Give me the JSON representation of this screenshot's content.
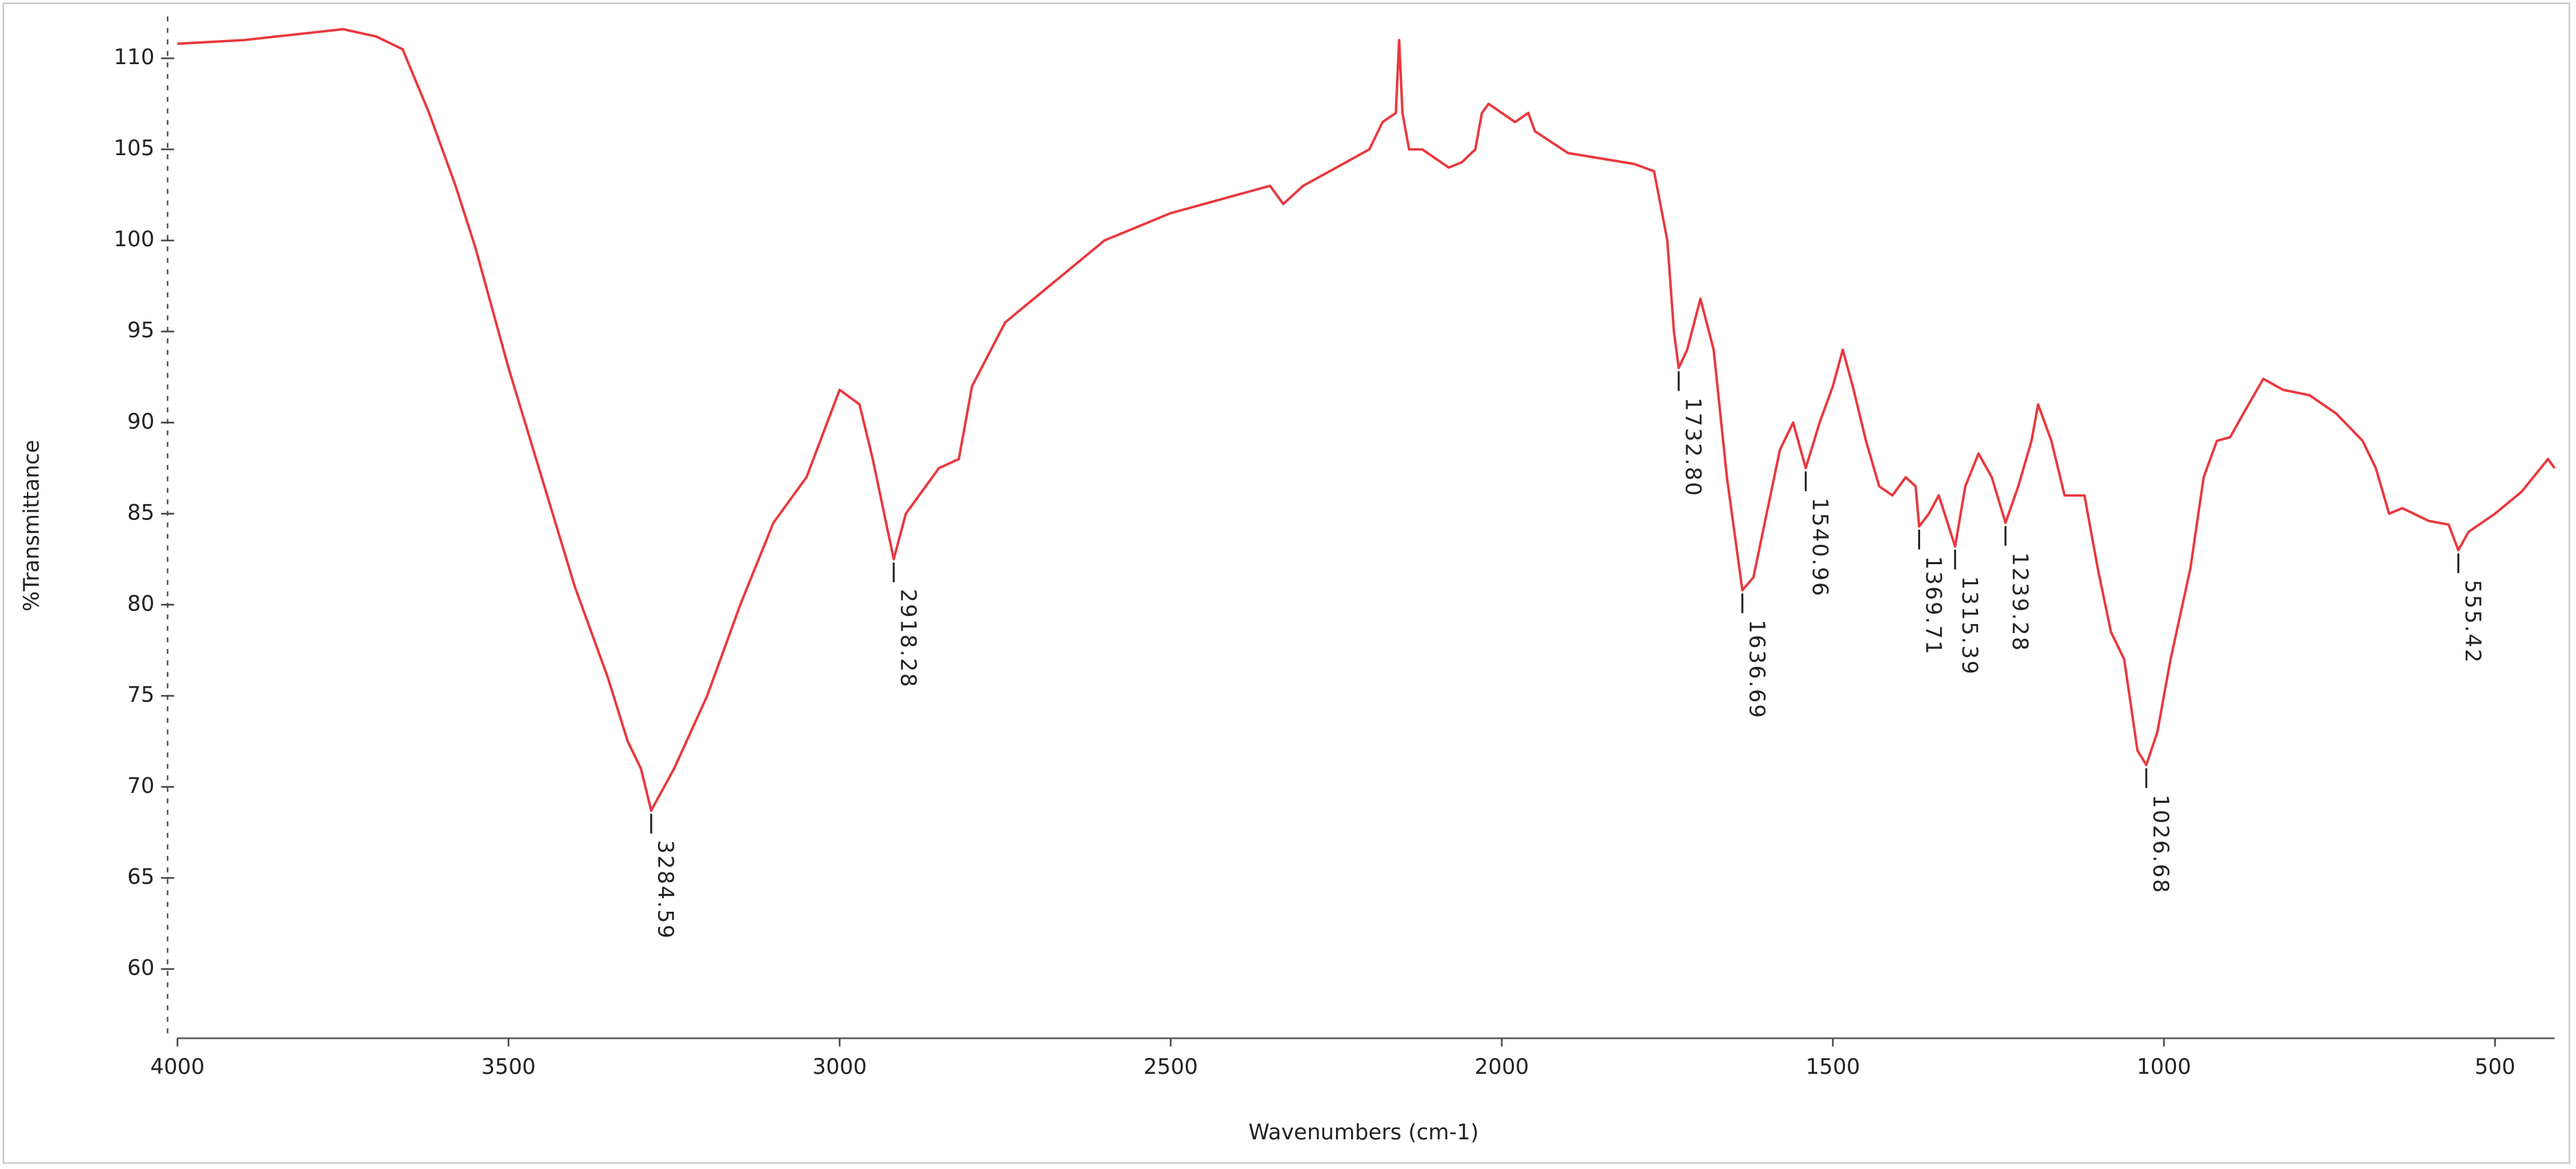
{
  "chart_data": {
    "type": "line",
    "xlabel": "Wavenumbers (cm-1)",
    "ylabel": "%Transmittance",
    "color": "#e8383d",
    "x": [
      4000,
      3900,
      3800,
      3750,
      3700,
      3660,
      3620,
      3580,
      3550,
      3500,
      3450,
      3400,
      3350,
      3320,
      3300,
      3284.59,
      3250,
      3200,
      3150,
      3100,
      3050,
      3000,
      2970,
      2950,
      2918.28,
      2900,
      2850,
      2820,
      2800,
      2750,
      2700,
      2650,
      2600,
      2500,
      2400,
      2350,
      2330,
      2300,
      2250,
      2200,
      2180,
      2160,
      2155,
      2150,
      2140,
      2120,
      2080,
      2060,
      2040,
      2030,
      2020,
      2000,
      1980,
      1960,
      1950,
      1900,
      1850,
      1800,
      1770,
      1750,
      1740,
      1732.8,
      1720,
      1700,
      1680,
      1660,
      1636.69,
      1620,
      1600,
      1580,
      1560,
      1540.96,
      1520,
      1500,
      1485,
      1470,
      1450,
      1430,
      1410,
      1390,
      1375,
      1369.71,
      1355,
      1340,
      1315.39,
      1300,
      1280,
      1260,
      1239.28,
      1220,
      1200,
      1190,
      1170,
      1150,
      1120,
      1100,
      1080,
      1060,
      1040,
      1026.68,
      1010,
      990,
      960,
      940,
      920,
      900,
      880,
      850,
      820,
      780,
      740,
      700,
      680,
      660,
      640,
      600,
      570,
      555.42,
      540,
      500,
      460,
      420,
      410
    ],
    "values": [
      110.8,
      111,
      111.4,
      111.6,
      111.2,
      110.5,
      107,
      103,
      99.6,
      93,
      87,
      81,
      76,
      72.5,
      71,
      68.7,
      71,
      75,
      80,
      84.5,
      87,
      91.8,
      91,
      88,
      82.5,
      85,
      87.5,
      88,
      92,
      95.5,
      97,
      98.5,
      100,
      101.5,
      102.5,
      103,
      102,
      103,
      104,
      105,
      106.5,
      107,
      111,
      107,
      105,
      105,
      104,
      104.3,
      105,
      107,
      107.5,
      107,
      106.5,
      107,
      106,
      104.8,
      104.5,
      104.2,
      103.8,
      100,
      95,
      93,
      94,
      96.8,
      94,
      87,
      80.8,
      81.5,
      85,
      88.5,
      90,
      87.5,
      90,
      92,
      94,
      92,
      89,
      86.5,
      86,
      87,
      86.5,
      84.3,
      85,
      86,
      83.2,
      86.5,
      88.3,
      87,
      84.5,
      86.5,
      89,
      91,
      89,
      86,
      86,
      82,
      78.5,
      77,
      72,
      71.2,
      73,
      77,
      82,
      87,
      89,
      89.2,
      90.5,
      92.4,
      91.8,
      91.5,
      90.5,
      89,
      87.5,
      85,
      85.3,
      84.6,
      84.4,
      83,
      84,
      85,
      86.2,
      88,
      87.5
    ],
    "xlim": [
      4000,
      410
    ],
    "ylim": [
      56.2,
      112.3
    ],
    "xticks": [
      4000,
      3500,
      3000,
      2500,
      2000,
      1500,
      1000,
      500
    ],
    "yticks": [
      60,
      65,
      70,
      75,
      80,
      85,
      90,
      95,
      100,
      105,
      110
    ],
    "peaks": {
      "x": [
        3284.59,
        2918.28,
        {
          "value": 1732.8,
          "label": "1732.80"
        },
        1636.69,
        1540.96,
        1369.71,
        1315.39,
        1239.28,
        1026.68,
        555.42
      ],
      "y": [
        68.7,
        82.5,
        93,
        80.8,
        87.5,
        84.3,
        83.2,
        84.5,
        71.2,
        83
      ]
    }
  }
}
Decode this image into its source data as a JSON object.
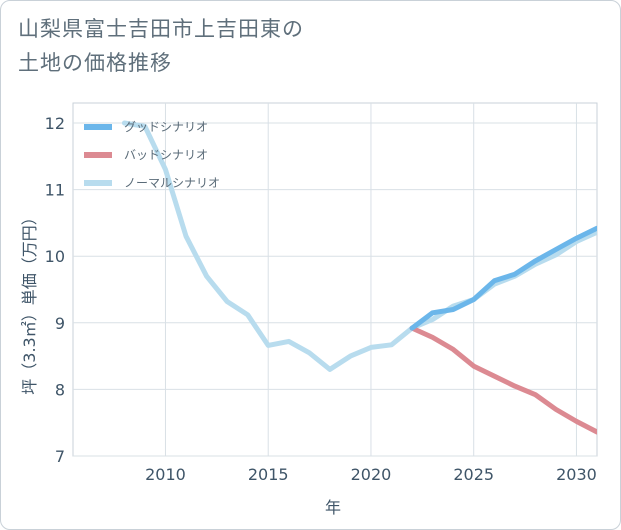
{
  "title": {
    "line1": "山梨県富士吉田市上吉田東の",
    "line2": "土地の価格推移"
  },
  "chart_data": {
    "type": "line",
    "xlabel": "年",
    "ylabel": "坪（3.3㎡）単価（万円）",
    "xlim": [
      2005.5,
      2031
    ],
    "ylim": [
      7,
      12.3
    ],
    "xticks": [
      2010,
      2015,
      2020,
      2025,
      2030
    ],
    "yticks": [
      7,
      8,
      9,
      10,
      11,
      12
    ],
    "grid": true,
    "legend_position": "top-left",
    "series": [
      {
        "name": "グッドシナリオ",
        "color": "#6bb6ea",
        "x": [
          2022,
          2023,
          2024,
          2025,
          2026,
          2027,
          2028,
          2029,
          2030,
          2031
        ],
        "y": [
          8.92,
          9.15,
          9.2,
          9.35,
          9.63,
          9.73,
          9.93,
          10.1,
          10.27,
          10.42
        ]
      },
      {
        "name": "バッドシナリオ",
        "color": "#dc8a92",
        "x": [
          2022,
          2023,
          2024,
          2025,
          2026,
          2027,
          2028,
          2029,
          2030,
          2031
        ],
        "y": [
          8.92,
          8.78,
          8.6,
          8.35,
          8.2,
          8.05,
          7.92,
          7.7,
          7.52,
          7.36
        ]
      },
      {
        "name": "ノーマルシナリオ",
        "color": "#b8dcee",
        "x": [
          2008,
          2009,
          2010,
          2011,
          2012,
          2013,
          2014,
          2015,
          2016,
          2017,
          2018,
          2019,
          2020,
          2021,
          2022,
          2023,
          2024,
          2025,
          2026,
          2027,
          2028,
          2029,
          2030,
          2031
        ],
        "y": [
          12.0,
          11.95,
          11.3,
          10.3,
          9.7,
          9.32,
          9.12,
          8.66,
          8.72,
          8.55,
          8.3,
          8.5,
          8.63,
          8.67,
          8.92,
          9.05,
          9.25,
          9.35,
          9.58,
          9.7,
          9.88,
          10.02,
          10.22,
          10.36
        ]
      }
    ]
  }
}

*Work to do*:
Give back only a number, the number of lines where the string "name" occurs.

*Answer in full*:
3